» DO THIS
From the listing below, pull out the lines that hold "name".

Records from a collection of figures
--- BEGIN ---
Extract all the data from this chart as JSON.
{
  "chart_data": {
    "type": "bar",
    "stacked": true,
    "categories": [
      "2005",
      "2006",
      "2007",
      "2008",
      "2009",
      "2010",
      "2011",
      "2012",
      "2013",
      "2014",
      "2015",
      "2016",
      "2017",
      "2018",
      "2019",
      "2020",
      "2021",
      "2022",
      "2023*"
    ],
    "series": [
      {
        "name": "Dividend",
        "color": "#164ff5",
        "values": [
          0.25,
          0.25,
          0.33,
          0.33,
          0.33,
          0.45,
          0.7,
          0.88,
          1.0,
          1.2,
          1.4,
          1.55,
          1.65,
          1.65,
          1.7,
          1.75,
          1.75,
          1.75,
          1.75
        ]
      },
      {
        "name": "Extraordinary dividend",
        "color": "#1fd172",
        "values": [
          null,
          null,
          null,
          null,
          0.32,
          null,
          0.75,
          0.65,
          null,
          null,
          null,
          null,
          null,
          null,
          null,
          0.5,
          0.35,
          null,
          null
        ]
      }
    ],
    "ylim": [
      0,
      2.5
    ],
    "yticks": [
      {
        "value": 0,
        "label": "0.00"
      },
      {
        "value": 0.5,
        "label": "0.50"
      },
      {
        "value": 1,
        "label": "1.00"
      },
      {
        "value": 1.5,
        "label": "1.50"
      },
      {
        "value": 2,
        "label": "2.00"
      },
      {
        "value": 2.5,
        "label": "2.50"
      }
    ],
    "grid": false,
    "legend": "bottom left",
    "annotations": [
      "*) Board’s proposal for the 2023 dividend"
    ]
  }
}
--- END ---
» ANSWER TO THE PROBLEM
        "name": "Dividend",
        "name": "Extraordinary dividend",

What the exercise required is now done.